• _EXTRACTED MATERIAL_
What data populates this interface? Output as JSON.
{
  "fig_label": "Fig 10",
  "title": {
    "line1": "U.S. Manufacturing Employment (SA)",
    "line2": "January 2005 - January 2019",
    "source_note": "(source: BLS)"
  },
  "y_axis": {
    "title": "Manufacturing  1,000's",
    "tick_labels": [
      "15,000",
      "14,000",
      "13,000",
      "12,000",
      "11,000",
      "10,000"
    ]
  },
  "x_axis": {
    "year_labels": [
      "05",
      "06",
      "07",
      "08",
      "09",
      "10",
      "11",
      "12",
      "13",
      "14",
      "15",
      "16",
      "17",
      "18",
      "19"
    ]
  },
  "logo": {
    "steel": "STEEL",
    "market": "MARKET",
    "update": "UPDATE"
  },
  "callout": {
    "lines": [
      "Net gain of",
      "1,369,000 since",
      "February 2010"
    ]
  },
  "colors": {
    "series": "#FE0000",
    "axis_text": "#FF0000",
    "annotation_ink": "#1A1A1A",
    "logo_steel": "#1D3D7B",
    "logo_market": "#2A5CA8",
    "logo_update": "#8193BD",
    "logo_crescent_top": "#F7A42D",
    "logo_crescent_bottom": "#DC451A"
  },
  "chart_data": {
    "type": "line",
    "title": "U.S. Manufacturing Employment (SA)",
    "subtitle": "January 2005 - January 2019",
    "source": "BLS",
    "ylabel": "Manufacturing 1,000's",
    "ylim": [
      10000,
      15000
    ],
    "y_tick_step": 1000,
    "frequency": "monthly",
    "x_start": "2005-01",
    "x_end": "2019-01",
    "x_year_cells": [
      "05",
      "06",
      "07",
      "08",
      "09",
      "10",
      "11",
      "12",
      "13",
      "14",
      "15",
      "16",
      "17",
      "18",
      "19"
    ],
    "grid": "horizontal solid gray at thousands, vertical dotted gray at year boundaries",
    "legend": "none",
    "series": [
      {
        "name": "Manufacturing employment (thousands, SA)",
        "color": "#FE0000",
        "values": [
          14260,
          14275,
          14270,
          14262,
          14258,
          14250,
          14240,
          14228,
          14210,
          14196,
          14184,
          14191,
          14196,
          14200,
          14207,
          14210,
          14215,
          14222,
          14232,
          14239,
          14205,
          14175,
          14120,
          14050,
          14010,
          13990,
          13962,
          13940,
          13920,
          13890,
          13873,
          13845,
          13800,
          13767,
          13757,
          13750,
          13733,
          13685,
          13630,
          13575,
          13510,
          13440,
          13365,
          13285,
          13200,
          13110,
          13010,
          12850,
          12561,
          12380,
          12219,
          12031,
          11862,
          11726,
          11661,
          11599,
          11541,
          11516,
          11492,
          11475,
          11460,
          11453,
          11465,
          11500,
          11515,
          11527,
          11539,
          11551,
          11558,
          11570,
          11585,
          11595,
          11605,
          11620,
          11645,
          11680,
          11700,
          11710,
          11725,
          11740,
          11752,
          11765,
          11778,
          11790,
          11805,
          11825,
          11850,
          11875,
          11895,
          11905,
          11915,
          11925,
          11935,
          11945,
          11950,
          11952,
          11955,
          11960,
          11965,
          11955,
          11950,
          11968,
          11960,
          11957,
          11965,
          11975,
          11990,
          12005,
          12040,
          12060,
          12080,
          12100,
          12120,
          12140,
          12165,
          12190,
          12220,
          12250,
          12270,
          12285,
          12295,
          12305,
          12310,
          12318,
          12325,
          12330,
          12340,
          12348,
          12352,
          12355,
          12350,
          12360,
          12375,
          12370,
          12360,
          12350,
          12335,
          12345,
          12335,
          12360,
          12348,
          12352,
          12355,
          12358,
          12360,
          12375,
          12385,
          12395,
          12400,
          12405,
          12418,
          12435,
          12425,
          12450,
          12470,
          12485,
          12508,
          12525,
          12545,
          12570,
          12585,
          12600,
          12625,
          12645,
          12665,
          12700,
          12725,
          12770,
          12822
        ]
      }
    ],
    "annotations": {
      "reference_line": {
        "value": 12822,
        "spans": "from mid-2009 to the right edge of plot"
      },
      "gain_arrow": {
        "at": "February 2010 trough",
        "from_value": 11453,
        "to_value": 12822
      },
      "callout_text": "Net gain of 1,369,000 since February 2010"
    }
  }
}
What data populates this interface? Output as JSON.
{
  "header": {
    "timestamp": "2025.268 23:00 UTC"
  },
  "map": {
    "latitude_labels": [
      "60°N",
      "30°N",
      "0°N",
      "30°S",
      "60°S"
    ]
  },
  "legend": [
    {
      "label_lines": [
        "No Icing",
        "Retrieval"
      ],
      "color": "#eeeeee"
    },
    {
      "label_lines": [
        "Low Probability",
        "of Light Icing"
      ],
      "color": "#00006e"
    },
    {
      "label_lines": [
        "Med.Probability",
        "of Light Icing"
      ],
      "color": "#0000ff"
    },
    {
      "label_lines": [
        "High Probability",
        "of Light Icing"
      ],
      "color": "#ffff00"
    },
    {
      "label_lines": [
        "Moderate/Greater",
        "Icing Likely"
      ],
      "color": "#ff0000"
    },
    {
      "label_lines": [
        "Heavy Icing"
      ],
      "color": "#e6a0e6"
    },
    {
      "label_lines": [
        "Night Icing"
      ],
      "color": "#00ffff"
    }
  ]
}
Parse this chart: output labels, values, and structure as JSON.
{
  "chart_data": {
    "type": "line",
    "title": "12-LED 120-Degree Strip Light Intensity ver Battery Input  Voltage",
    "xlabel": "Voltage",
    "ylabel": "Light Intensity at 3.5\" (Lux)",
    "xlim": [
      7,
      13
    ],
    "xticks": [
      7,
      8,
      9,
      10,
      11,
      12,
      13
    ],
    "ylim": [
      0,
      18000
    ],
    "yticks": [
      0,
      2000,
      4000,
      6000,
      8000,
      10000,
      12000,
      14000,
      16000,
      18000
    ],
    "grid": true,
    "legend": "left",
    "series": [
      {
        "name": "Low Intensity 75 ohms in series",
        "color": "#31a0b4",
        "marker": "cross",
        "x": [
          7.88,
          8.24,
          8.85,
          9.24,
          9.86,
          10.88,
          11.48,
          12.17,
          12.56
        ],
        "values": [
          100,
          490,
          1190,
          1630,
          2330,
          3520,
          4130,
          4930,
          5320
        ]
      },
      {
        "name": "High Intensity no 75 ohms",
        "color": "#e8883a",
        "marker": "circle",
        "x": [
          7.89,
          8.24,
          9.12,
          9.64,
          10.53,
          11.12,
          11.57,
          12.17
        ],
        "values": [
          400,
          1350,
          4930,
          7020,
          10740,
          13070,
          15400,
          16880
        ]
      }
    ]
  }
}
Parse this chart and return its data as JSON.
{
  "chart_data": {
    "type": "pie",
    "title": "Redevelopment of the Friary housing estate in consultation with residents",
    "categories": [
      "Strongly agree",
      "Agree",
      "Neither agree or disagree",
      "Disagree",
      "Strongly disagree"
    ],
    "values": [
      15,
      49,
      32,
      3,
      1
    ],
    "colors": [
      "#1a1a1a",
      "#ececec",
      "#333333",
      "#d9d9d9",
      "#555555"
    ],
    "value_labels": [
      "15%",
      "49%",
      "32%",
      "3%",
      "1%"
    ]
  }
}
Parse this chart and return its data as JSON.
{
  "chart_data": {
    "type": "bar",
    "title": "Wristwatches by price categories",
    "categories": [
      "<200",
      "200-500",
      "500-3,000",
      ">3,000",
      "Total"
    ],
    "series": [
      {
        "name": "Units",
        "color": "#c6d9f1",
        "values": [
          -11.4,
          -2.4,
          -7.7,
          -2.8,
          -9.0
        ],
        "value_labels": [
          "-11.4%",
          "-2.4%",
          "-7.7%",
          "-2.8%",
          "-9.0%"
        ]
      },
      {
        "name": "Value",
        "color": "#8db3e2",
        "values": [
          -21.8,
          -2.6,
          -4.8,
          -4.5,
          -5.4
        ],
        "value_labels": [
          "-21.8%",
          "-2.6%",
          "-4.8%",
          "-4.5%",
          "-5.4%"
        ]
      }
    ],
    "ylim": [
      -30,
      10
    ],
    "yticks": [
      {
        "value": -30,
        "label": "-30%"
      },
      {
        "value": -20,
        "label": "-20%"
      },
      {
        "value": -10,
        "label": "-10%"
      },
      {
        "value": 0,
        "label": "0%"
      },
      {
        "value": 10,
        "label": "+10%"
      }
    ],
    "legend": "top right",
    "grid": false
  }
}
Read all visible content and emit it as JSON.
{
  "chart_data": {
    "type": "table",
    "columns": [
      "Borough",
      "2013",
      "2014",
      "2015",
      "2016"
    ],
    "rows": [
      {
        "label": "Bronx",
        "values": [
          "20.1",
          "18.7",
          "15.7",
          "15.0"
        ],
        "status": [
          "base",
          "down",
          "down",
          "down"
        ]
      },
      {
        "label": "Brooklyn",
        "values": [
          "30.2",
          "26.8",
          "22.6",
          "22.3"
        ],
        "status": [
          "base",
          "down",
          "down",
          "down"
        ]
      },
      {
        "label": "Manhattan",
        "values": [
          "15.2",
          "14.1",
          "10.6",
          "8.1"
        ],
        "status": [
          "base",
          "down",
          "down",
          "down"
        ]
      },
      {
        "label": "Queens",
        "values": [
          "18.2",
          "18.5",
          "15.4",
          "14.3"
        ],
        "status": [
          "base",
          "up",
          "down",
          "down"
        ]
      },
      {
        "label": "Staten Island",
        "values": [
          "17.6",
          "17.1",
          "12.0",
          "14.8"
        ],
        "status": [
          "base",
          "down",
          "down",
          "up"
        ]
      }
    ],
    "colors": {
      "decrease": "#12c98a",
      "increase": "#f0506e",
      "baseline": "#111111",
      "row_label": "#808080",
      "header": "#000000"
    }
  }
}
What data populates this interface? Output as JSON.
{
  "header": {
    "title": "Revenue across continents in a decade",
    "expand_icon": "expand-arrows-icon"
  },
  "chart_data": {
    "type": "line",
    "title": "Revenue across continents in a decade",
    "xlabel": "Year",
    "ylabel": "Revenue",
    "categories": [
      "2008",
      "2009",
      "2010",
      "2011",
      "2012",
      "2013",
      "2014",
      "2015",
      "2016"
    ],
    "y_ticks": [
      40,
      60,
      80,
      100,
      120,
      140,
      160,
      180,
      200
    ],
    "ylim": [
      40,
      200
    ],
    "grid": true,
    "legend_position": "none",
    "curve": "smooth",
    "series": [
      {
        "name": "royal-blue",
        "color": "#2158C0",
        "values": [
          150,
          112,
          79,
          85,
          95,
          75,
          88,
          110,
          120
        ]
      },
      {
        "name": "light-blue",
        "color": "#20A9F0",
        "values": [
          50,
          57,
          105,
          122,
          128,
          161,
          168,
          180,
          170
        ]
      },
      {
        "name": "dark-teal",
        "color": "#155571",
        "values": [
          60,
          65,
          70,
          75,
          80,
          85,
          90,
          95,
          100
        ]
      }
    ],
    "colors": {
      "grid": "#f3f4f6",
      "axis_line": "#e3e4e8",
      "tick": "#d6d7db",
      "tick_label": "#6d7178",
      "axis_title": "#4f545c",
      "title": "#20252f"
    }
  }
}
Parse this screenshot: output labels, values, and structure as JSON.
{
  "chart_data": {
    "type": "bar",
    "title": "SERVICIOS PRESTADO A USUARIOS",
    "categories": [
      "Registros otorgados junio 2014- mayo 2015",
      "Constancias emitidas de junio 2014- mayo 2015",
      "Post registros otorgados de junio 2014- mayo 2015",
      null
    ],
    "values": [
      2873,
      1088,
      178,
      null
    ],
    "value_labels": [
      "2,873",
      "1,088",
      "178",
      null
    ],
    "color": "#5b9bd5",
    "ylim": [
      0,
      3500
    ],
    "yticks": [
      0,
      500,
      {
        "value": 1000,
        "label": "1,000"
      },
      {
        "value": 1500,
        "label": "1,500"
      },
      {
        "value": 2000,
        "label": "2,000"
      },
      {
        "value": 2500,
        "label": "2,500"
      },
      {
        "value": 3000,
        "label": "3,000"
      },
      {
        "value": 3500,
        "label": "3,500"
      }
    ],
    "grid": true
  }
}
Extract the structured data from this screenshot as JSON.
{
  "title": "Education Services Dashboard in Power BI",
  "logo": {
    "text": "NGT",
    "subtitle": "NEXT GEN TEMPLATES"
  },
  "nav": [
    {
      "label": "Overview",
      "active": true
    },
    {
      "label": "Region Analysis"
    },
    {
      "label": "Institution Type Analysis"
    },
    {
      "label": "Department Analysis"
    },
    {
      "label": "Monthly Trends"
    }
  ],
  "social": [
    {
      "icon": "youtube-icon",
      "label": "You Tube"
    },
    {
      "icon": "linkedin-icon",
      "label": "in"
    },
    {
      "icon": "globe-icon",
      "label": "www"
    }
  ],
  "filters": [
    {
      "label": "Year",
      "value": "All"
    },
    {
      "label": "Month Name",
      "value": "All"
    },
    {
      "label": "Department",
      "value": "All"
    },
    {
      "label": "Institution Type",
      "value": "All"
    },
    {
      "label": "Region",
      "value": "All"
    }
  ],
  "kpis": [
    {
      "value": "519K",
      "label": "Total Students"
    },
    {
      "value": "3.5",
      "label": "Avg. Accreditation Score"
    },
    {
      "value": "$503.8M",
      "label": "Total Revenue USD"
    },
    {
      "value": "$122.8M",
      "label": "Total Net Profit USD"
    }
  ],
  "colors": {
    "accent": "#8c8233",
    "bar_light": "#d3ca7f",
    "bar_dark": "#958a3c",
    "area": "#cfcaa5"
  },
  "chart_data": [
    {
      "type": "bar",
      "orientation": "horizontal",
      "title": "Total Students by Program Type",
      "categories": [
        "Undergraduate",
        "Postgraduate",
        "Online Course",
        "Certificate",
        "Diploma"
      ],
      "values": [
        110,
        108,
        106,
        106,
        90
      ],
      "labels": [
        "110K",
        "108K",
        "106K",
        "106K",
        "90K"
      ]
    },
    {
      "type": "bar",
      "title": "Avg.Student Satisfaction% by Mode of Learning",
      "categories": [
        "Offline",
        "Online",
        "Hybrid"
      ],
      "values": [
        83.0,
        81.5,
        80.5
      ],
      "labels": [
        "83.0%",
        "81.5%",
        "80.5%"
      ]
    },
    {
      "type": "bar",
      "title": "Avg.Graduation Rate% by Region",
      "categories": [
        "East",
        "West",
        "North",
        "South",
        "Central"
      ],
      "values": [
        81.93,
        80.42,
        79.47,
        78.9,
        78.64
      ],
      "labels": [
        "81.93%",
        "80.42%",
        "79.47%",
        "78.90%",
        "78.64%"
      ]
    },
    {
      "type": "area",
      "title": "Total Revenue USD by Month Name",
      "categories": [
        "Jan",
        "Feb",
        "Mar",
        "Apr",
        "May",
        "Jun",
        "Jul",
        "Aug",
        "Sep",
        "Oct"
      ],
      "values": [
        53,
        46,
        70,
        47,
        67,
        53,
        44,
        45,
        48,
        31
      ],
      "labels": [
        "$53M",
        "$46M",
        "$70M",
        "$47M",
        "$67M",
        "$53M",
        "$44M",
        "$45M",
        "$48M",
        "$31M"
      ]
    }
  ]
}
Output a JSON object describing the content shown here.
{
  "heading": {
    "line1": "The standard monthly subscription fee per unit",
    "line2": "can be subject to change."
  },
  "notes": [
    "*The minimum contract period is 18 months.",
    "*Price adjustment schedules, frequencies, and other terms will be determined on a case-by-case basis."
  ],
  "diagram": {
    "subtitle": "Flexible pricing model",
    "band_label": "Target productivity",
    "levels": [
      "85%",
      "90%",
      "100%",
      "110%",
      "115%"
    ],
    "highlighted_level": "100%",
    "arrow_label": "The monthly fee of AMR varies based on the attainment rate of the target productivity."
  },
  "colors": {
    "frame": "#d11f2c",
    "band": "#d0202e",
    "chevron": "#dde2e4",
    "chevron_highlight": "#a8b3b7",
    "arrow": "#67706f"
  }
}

• _WORK INSTRUCTIONS_
Show the lines of the data that hold the word "otorgados".

• _PROBLEM SOLUTION_
      "Registros otorgados junio 2014- mayo 2015",
      "Post registros otorgados de junio 2014- mayo 2015",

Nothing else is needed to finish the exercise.